Saved entries

<<<<

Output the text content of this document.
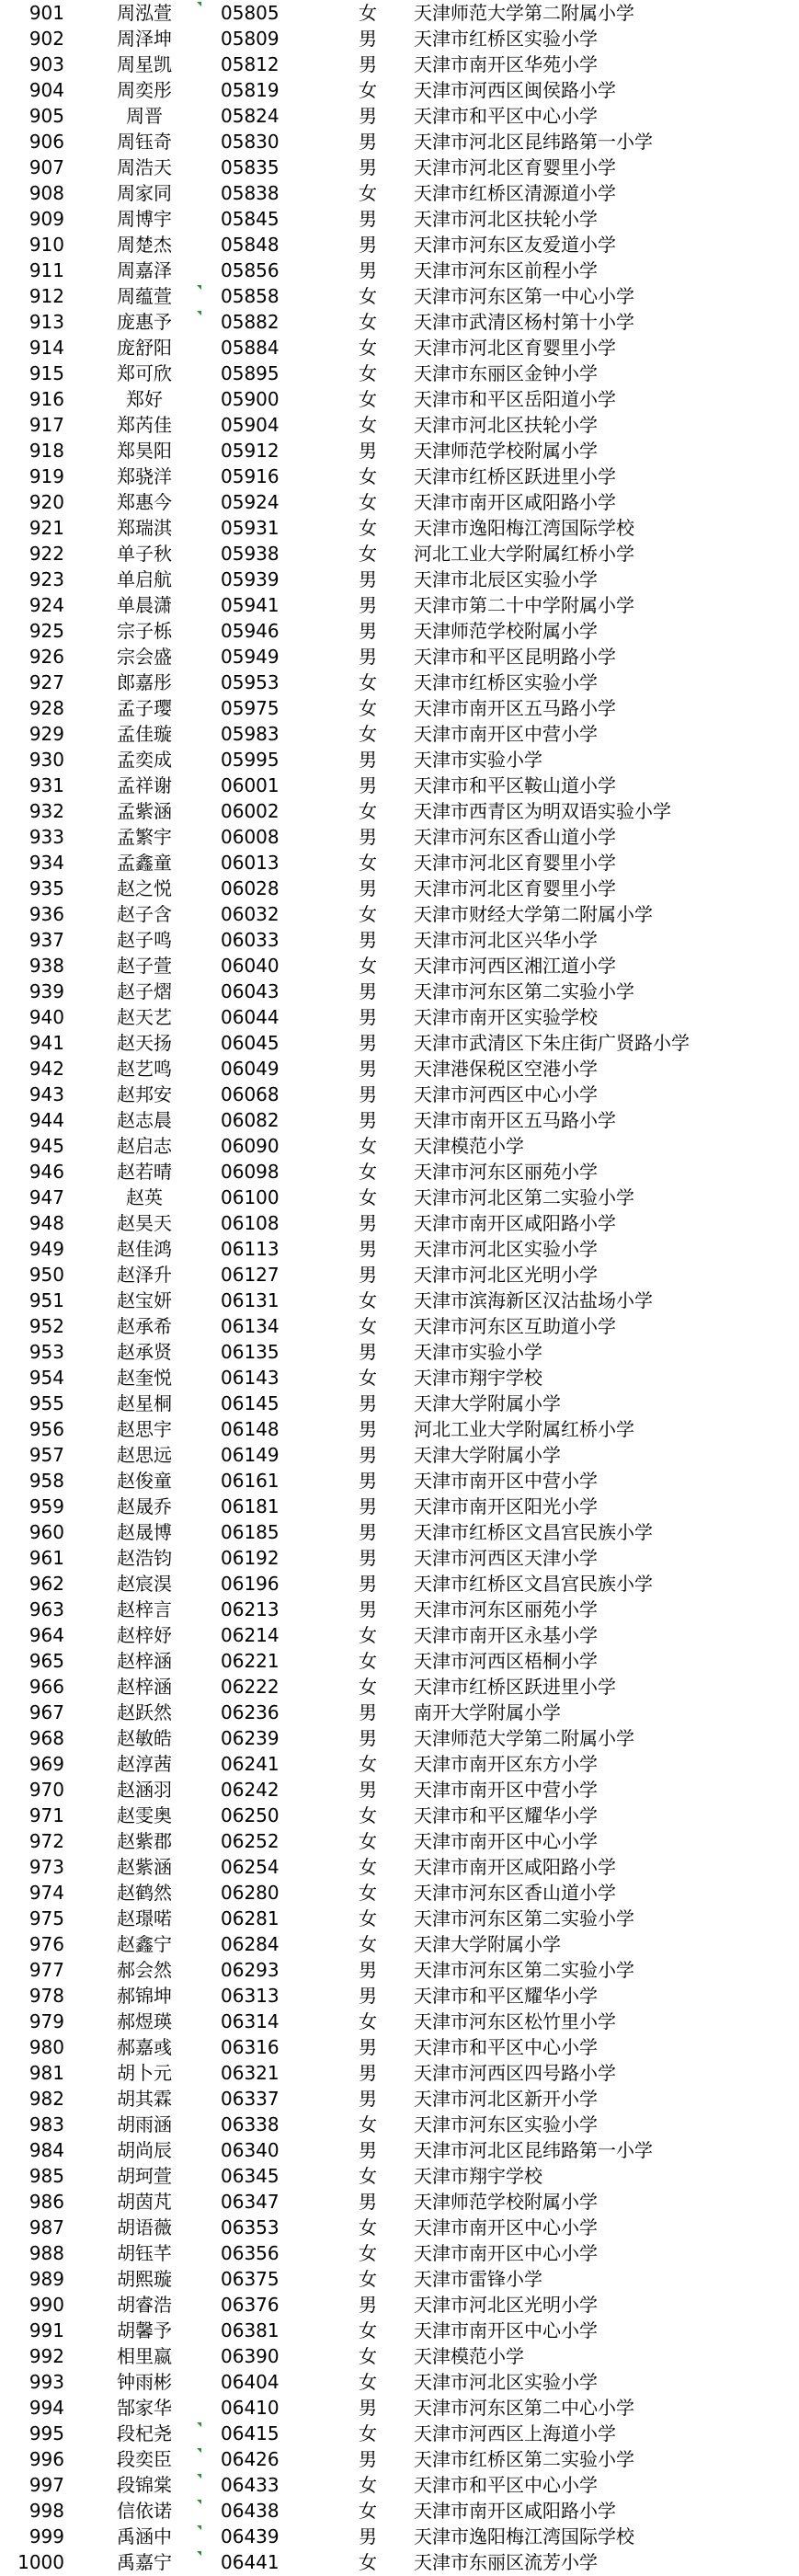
901	周泓萱	05805	女	天津师范大学第二附属小学
902	周泽坤	05809	男	天津市红桥区实验小学
903	周星凯	05812	男	天津市南开区华苑小学
904	周奕彤	05819	女	天津市河西区闽侯路小学
905	周晋	05824	男	天津市和平区中心小学
906	周钰奇	05830	男	天津市河北区昆纬路第一小学
907	周浩天	05835	男	天津市河北区育婴里小学
908	周家同	05838	女	天津市红桥区清源道小学
909	周博宇	05845	男	天津市河北区扶轮小学
910	周楚杰	05848	男	天津市河东区友爱道小学
911	周嘉泽	05856	男	天津市河东区前程小学
912	周蕴萱	05858	女	天津市河东区第一中心小学
913	庞惠予	05882	女	天津市武清区杨村第十小学
914	庞舒阳	05884	女	天津市河北区育婴里小学
915	郑可欣	05895	女	天津市东丽区金钟小学
916	郑好	05900	女	天津市和平区岳阳道小学
917	郑芮佳	05904	女	天津市河北区扶轮小学
918	郑昊阳	05912	男	天津师范学校附属小学
919	郑骁洋	05916	女	天津市红桥区跃进里小学
920	郑惠今	05924	女	天津市南开区咸阳路小学
921	郑瑞淇	05931	女	天津市逸阳梅江湾国际学校
922	单子秋	05938	女	河北工业大学附属红桥小学
923	单启航	05939	男	天津市北辰区实验小学
924	单晨潇	05941	男	天津市第二十中学附属小学
925	宗子栎	05946	男	天津师范学校附属小学
926	宗会盛	05949	男	天津市和平区昆明路小学
927	郎嘉彤	05953	女	天津市红桥区实验小学
928	孟子璎	05975	女	天津市南开区五马路小学
929	孟佳璇	05983	女	天津市南开区中营小学
930	孟奕成	05995	男	天津市实验小学
931	孟祥谢	06001	男	天津市和平区鞍山道小学
932	孟紫涵	06002	女	天津市西青区为明双语实验小学
933	孟繁宇	06008	男	天津市河东区香山道小学
934	孟鑫童	06013	女	天津市河北区育婴里小学
935	赵之悦	06028	男	天津市河北区育婴里小学
936	赵子含	06032	女	天津市财经大学第二附属小学
937	赵子鸣	06033	男	天津市河北区兴华小学
938	赵子萱	06040	女	天津市河西区湘江道小学
939	赵子熠	06043	男	天津市河东区第二实验小学
940	赵天艺	06044	男	天津市南开区实验学校
941	赵天扬	06045	男	天津市武清区下朱庄街广贤路小学
942	赵艺鸣	06049	男	天津港保税区空港小学
943	赵邦安	06068	男	天津市河西区中心小学
944	赵志晨	06082	男	天津市南开区五马路小学
945	赵启志	06090	女	天津模范小学
946	赵若晴	06098	女	天津市河东区丽苑小学
947	赵英	06100	女	天津市河北区第二实验小学
948	赵昊天	06108	男	天津市南开区咸阳路小学
949	赵佳鸿	06113	男	天津市河北区实验小学
950	赵泽升	06127	男	天津市河北区光明小学
951	赵宝妍	06131	女	天津市滨海新区汉沽盐场小学
952	赵承希	06134	女	天津市河东区互助道小学
953	赵承贤	06135	男	天津市实验小学
954	赵奎悦	06143	女	天津市翔宇学校
955	赵星桐	06145	男	天津大学附属小学
956	赵思宇	06148	男	河北工业大学附属红桥小学
957	赵思远	06149	男	天津大学附属小学
958	赵俊童	06161	男	天津市南开区中营小学
959	赵晟乔	06181	男	天津市南开区阳光小学
960	赵晟博	06185	男	天津市红桥区文昌宫民族小学
961	赵浩钧	06192	男	天津市河西区天津小学
962	赵宸淏	06196	男	天津市红桥区文昌宫民族小学
963	赵梓言	06213	男	天津市河东区丽苑小学
964	赵梓妤	06214	女	天津市南开区永基小学
965	赵梓涵	06221	女	天津市河西区梧桐小学
966	赵梓涵	06222	女	天津市红桥区跃进里小学
967	赵跃然	06236	男	南开大学附属小学
968	赵敏皓	06239	男	天津师范大学第二附属小学
969	赵淳茜	06241	女	天津市南开区东方小学
970	赵涵羽	06242	男	天津市南开区中营小学
971	赵雯奥	06250	女	天津市和平区耀华小学
972	赵紫郡	06252	女	天津市南开区中心小学
973	赵紫涵	06254	女	天津市南开区咸阳路小学
974	赵鹤然	06280	女	天津市河东区香山道小学
975	赵璟喏	06281	女	天津市河东区第二实验小学
976	赵鑫宁	06284	女	天津大学附属小学
977	郝会然	06293	男	天津市河东区第二实验小学
978	郝锦坤	06313	男	天津市和平区耀华小学
979	郝煜瑛	06314	女	天津市河东区松竹里小学
980	郝嘉彧	06316	男	天津市和平区中心小学
981	胡卜元	06321	男	天津市河西区四号路小学
982	胡其霖	06337	男	天津市河北区新开小学
983	胡雨涵	06338	女	天津市河东区实验小学
984	胡尚辰	06340	男	天津市河北区昆纬路第一小学
985	胡珂萱	06345	女	天津市翔宇学校
986	胡茵芃	06347	男	天津师范学校附属小学
987	胡语薇	06353	女	天津市南开区中心小学
988	胡钰芊	06356	女	天津市南开区中心小学
989	胡熙璇	06375	女	天津市雷锋小学
990	胡睿浩	06376	男	天津市河北区光明小学
991	胡馨予	06381	女	天津市南开区中心小学
992	相里嬴	06390	女	天津模范小学
993	钟雨彬	06404	女	天津市河北区实验小学
994	郜家华	06410	男	天津市河东区第二中心小学
995	段杞尧	06415	女	天津市河西区上海道小学
996	段奕臣	06426	男	天津市红桥区第二实验小学
997	段锦棠	06433	女	天津市和平区中心小学
998	信依诺	06438	女	天津市南开区咸阳路小学
999	禹涵中	06439	男	天津市逸阳梅江湾国际学校
1000	禹嘉宁	06441	女	天津市东丽区流芳小学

>>>>

INSTRUCTION:
Copy out each line word for word, please, skipping the images.

THE REPLY:
Output the text content of this document.
901	周泓萱	05805	女	天津师范大学第二附属小学
902	周泽坤	05809	男	天津市红桥区实验小学
903	周星凯	05812	男	天津市南开区华苑小学
904	周奕彤	05819	女	天津市河西区闽侯路小学
905	周晋	05824	男	天津市和平区中心小学
906	周钰奇	05830	男	天津市河北区昆纬路第一小学
907	周浩天	05835	男	天津市河北区育婴里小学
908	周家同	05838	女	天津市红桥区清源道小学
909	周博宇	05845	男	天津市河北区扶轮小学
910	周楚杰	05848	男	天津市河东区友爱道小学
911	周嘉泽	05856	男	天津市河东区前程小学
912	周蕴萱	05858	女	天津市河东区第一中心小学
913	庞惠予	05882	女	天津市武清区杨村第十小学
914	庞舒阳	05884	女	天津市河北区育婴里小学
915	郑可欣	05895	女	天津市东丽区金钟小学
916	郑好	05900	女	天津市和平区岳阳道小学
917	郑芮佳	05904	女	天津市河北区扶轮小学
918	郑昊阳	05912	男	天津师范学校附属小学
919	郑骁洋	05916	女	天津市红桥区跃进里小学
920	郑惠今	05924	女	天津市南开区咸阳路小学
921	郑瑞淇	05931	女	天津市逸阳梅江湾国际学校
922	单子秋	05938	女	河北工业大学附属红桥小学
923	单启航	05939	男	天津市北辰区实验小学
924	单晨潇	05941	男	天津市第二十中学附属小学
925	宗子栎	05946	男	天津师范学校附属小学
926	宗会盛	05949	男	天津市和平区昆明路小学
927	郎嘉彤	05953	女	天津市红桥区实验小学
928	孟子璎	05975	女	天津市南开区五马路小学
929	孟佳璇	05983	女	天津市南开区中营小学
930	孟奕成	05995	男	天津市实验小学
931	孟祥谢	06001	男	天津市和平区鞍山道小学
932	孟紫涵	06002	女	天津市西青区为明双语实验小学
933	孟繁宇	06008	男	天津市河东区香山道小学
934	孟鑫童	06013	女	天津市河北区育婴里小学
935	赵之悦	06028	男	天津市河北区育婴里小学
936	赵子含	06032	女	天津市财经大学第二附属小学
937	赵子鸣	06033	男	天津市河北区兴华小学
938	赵子萱	06040	女	天津市河西区湘江道小学
939	赵子熠	06043	男	天津市河东区第二实验小学
940	赵天艺	06044	男	天津市南开区实验学校
941	赵天扬	06045	男	天津市武清区下朱庄街广贤路小学
942	赵艺鸣	06049	男	天津港保税区空港小学
943	赵邦安	06068	男	天津市河西区中心小学
944	赵志晨	06082	男	天津市南开区五马路小学
945	赵启志	06090	女	天津模范小学
946	赵若晴	06098	女	天津市河东区丽苑小学
947	赵英	06100	女	天津市河北区第二实验小学
948	赵昊天	06108	男	天津市南开区咸阳路小学
949	赵佳鸿	06113	男	天津市河北区实验小学
950	赵泽升	06127	男	天津市河北区光明小学
951	赵宝妍	06131	女	天津市滨海新区汉沽盐场小学
952	赵承希	06134	女	天津市河东区互助道小学
953	赵承贤	06135	男	天津市实验小学
954	赵奎悦	06143	女	天津市翔宇学校
955	赵星桐	06145	男	天津大学附属小学
956	赵思宇	06148	男	河北工业大学附属红桥小学
957	赵思远	06149	男	天津大学附属小学
958	赵俊童	06161	男	天津市南开区中营小学
959	赵晟乔	06181	男	天津市南开区阳光小学
960	赵晟博	06185	男	天津市红桥区文昌宫民族小学
961	赵浩钧	06192	男	天津市河西区天津小学
962	赵宸淏	06196	男	天津市红桥区文昌宫民族小学
963	赵梓言	06213	男	天津市河东区丽苑小学
964	赵梓妤	06214	女	天津市南开区永基小学
965	赵梓涵	06221	女	天津市河西区梧桐小学
966	赵梓涵	06222	女	天津市红桥区跃进里小学
967	赵跃然	06236	男	南开大学附属小学
968	赵敏皓	06239	男	天津师范大学第二附属小学
969	赵淳茜	06241	女	天津市南开区东方小学
970	赵涵羽	06242	男	天津市南开区中营小学
971	赵雯奥	06250	女	天津市和平区耀华小学
972	赵紫郡	06252	女	天津市南开区中心小学
973	赵紫涵	06254	女	天津市南开区咸阳路小学
974	赵鹤然	06280	女	天津市河东区香山道小学
975	赵璟喏	06281	女	天津市河东区第二实验小学
976	赵鑫宁	06284	女	天津大学附属小学
977	郝会然	06293	男	天津市河东区第二实验小学
978	郝锦坤	06313	男	天津市和平区耀华小学
979	郝煜瑛	06314	女	天津市河东区松竹里小学
980	郝嘉彧	06316	男	天津市和平区中心小学
981	胡卜元	06321	男	天津市河西区四号路小学
982	胡其霖	06337	男	天津市河北区新开小学
983	胡雨涵	06338	女	天津市河东区实验小学
984	胡尚辰	06340	男	天津市河北区昆纬路第一小学
985	胡珂萱	06345	女	天津市翔宇学校
986	胡茵芃	06347	男	天津师范学校附属小学
987	胡语薇	06353	女	天津市南开区中心小学
988	胡钰芊	06356	女	天津市南开区中心小学
989	胡熙璇	06375	女	天津市雷锋小学
990	胡睿浩	06376	男	天津市河北区光明小学
991	胡馨予	06381	女	天津市南开区中心小学
992	相里嬴	06390	女	天津模范小学
993	钟雨彬	06404	女	天津市河北区实验小学
994	郜家华	06410	男	天津市河东区第二中心小学
995	段杞尧	06415	女	天津市河西区上海道小学
996	段奕臣	06426	男	天津市红桥区第二实验小学
997	段锦棠	06433	女	天津市和平区中心小学
998	信依诺	06438	女	天津市南开区咸阳路小学
999	禹涵中	06439	男	天津市逸阳梅江湾国际学校
1000	禹嘉宁	06441	女	天津市东丽区流芳小学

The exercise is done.